[Source material start]
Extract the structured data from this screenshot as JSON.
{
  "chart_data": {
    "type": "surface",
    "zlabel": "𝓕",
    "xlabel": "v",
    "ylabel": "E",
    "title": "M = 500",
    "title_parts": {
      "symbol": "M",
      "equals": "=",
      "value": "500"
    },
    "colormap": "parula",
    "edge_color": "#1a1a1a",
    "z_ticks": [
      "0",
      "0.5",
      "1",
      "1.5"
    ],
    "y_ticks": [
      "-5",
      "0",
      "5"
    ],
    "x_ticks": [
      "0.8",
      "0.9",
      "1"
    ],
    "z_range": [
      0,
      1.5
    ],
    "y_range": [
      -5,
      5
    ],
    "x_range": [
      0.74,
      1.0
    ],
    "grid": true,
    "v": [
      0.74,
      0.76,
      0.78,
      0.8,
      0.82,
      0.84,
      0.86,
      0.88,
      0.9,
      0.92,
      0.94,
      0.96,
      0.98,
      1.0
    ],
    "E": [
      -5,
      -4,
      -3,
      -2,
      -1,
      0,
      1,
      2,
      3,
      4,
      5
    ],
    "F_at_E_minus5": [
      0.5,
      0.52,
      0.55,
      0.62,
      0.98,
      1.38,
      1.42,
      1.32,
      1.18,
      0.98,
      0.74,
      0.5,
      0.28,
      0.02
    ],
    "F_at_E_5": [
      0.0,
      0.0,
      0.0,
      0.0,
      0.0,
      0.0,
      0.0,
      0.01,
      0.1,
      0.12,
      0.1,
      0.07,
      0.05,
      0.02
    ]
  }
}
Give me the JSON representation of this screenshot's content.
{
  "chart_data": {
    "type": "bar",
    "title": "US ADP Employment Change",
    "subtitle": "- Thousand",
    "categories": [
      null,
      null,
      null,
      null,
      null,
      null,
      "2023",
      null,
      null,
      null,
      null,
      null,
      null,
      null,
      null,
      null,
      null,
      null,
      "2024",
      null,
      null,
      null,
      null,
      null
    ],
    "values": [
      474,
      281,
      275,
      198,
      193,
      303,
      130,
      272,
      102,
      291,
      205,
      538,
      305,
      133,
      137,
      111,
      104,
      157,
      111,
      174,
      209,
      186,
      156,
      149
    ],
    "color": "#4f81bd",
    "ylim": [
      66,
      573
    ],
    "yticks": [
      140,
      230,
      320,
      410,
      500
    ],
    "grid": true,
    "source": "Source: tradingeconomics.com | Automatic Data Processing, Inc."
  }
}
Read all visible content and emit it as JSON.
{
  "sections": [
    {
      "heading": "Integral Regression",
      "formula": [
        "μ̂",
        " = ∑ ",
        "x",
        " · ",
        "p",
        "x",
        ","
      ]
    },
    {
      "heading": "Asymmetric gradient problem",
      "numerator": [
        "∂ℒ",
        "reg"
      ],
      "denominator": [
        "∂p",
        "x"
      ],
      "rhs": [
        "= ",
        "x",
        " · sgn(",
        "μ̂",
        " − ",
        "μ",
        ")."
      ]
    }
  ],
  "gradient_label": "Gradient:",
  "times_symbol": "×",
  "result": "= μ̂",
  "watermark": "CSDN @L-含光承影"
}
[Source material end]
Print the line containing "Read all visible content and emit it as JSON." and every line after it to the end of the records above, exactly as written, and nothing else.

Read all visible content and emit it as JSON.
{
  "sections": [
    {
      "heading": "Integral Regression",
      "formula": [
        "μ̂",
        " = ∑ ",
        "x",
        " · ",
        "p",
        "x",
        ","
      ]
    },
    {
      "heading": "Asymmetric gradient problem",
      "numerator": [
        "∂ℒ",
        "reg"
      ],
      "denominator": [
        "∂p",
        "x"
      ],
      "rhs": [
        "= ",
        "x",
        " · sgn(",
        "μ̂",
        " − ",
        "μ",
        ")."
      ]
    }
  ],
  "gradient_label": "Gradient:",
  "times_symbol": "×",
  "result": "= μ̂",
  "watermark": "CSDN @L-含光承影"
}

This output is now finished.